### What is needed
Return all of the entries exactly, with nothing added or left out.

(Dataset rows about figures)

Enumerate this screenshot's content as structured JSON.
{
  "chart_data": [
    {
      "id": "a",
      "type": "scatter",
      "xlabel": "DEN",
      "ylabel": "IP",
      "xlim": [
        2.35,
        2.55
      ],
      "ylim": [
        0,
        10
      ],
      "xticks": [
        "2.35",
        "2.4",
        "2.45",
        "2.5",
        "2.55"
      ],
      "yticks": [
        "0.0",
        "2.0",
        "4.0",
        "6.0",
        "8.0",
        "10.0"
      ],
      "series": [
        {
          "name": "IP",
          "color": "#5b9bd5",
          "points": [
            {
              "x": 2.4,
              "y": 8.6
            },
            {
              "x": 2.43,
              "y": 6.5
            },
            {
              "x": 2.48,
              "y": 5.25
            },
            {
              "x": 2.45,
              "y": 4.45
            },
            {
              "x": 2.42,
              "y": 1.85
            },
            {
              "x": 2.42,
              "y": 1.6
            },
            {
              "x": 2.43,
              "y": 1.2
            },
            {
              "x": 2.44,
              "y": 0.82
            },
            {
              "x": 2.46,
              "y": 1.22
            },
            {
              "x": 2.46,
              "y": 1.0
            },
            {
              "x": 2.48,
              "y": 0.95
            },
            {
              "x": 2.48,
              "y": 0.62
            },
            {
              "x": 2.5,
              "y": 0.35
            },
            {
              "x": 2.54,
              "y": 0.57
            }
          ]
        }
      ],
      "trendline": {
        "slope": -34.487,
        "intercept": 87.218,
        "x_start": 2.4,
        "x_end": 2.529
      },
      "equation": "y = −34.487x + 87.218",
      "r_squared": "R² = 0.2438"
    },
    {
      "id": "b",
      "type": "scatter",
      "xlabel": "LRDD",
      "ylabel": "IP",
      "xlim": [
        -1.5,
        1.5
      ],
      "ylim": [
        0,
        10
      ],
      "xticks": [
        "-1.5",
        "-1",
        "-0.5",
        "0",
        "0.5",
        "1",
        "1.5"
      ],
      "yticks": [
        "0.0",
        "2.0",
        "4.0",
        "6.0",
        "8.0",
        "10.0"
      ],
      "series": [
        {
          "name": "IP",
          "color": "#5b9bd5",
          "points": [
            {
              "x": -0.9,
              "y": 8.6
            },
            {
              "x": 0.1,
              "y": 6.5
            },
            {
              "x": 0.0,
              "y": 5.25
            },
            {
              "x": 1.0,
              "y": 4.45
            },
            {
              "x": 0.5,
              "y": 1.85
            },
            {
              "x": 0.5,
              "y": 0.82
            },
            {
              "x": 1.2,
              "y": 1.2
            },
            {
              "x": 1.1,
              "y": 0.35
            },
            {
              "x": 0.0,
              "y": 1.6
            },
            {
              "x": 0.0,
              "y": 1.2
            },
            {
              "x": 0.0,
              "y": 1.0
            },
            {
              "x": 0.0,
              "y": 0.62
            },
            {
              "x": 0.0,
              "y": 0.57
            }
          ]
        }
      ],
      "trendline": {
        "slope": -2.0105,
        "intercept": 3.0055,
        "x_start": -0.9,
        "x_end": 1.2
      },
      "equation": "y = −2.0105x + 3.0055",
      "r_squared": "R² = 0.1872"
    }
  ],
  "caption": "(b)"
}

### Output for this task
Enumerate this screenshot's content as structured JSON.
{
  "chart_data": [
    {
      "id": "a",
      "type": "scatter",
      "xlabel": "DEN",
      "ylabel": "IP",
      "xlim": [
        2.35,
        2.55
      ],
      "ylim": [
        0,
        10
      ],
      "xticks": [
        "2.35",
        "2.4",
        "2.45",
        "2.5",
        "2.55"
      ],
      "yticks": [
        "0.0",
        "2.0",
        "4.0",
        "6.0",
        "8.0",
        "10.0"
      ],
      "series": [
        {
          "name": "IP",
          "color": "#5b9bd5",
          "points": [
            {
              "x": 2.4,
              "y": 8.6
            },
            {
              "x": 2.43,
              "y": 6.5
            },
            {
              "x": 2.48,
              "y": 5.25
            },
            {
              "x": 2.45,
              "y": 4.45
            },
            {
              "x": 2.42,
              "y": 1.85
            },
            {
              "x": 2.42,
              "y": 1.6
            },
            {
              "x": 2.43,
              "y": 1.2
            },
            {
              "x": 2.44,
              "y": 0.82
            },
            {
              "x": 2.46,
              "y": 1.22
            },
            {
              "x": 2.46,
              "y": 1.0
            },
            {
              "x": 2.48,
              "y": 0.95
            },
            {
              "x": 2.48,
              "y": 0.62
            },
            {
              "x": 2.5,
              "y": 0.35
            },
            {
              "x": 2.54,
              "y": 0.57
            }
          ]
        }
      ],
      "trendline": {
        "slope": -34.487,
        "intercept": 87.218,
        "x_start": 2.4,
        "x_end": 2.529
      },
      "equation": "y = −34.487x + 87.218",
      "r_squared": "R² = 0.2438"
    },
    {
      "id": "b",
      "type": "scatter",
      "xlabel": "LRDD",
      "ylabel": "IP",
      "xlim": [
        -1.5,
        1.5
      ],
      "ylim": [
        0,
        10
      ],
      "xticks": [
        "-1.5",
        "-1",
        "-0.5",
        "0",
        "0.5",
        "1",
        "1.5"
      ],
      "yticks": [
        "0.0",
        "2.0",
        "4.0",
        "6.0",
        "8.0",
        "10.0"
      ],
      "series": [
        {
          "name": "IP",
          "color": "#5b9bd5",
          "points": [
            {
              "x": -0.9,
              "y": 8.6
            },
            {
              "x": 0.1,
              "y": 6.5
            },
            {
              "x": 0.0,
              "y": 5.25
            },
            {
              "x": 1.0,
              "y": 4.45
            },
            {
              "x": 0.5,
              "y": 1.85
            },
            {
              "x": 0.5,
              "y": 0.82
            },
            {
              "x": 1.2,
              "y": 1.2
            },
            {
              "x": 1.1,
              "y": 0.35
            },
            {
              "x": 0.0,
              "y": 1.6
            },
            {
              "x": 0.0,
              "y": 1.2
            },
            {
              "x": 0.0,
              "y": 1.0
            },
            {
              "x": 0.0,
              "y": 0.62
            },
            {
              "x": 0.0,
              "y": 0.57
            }
          ]
        }
      ],
      "trendline": {
        "slope": -2.0105,
        "intercept": 3.0055,
        "x_start": -0.9,
        "x_end": 1.2
      },
      "equation": "y = −2.0105x + 3.0055",
      "r_squared": "R² = 0.1872"
    }
  ],
  "caption": "(b)"
}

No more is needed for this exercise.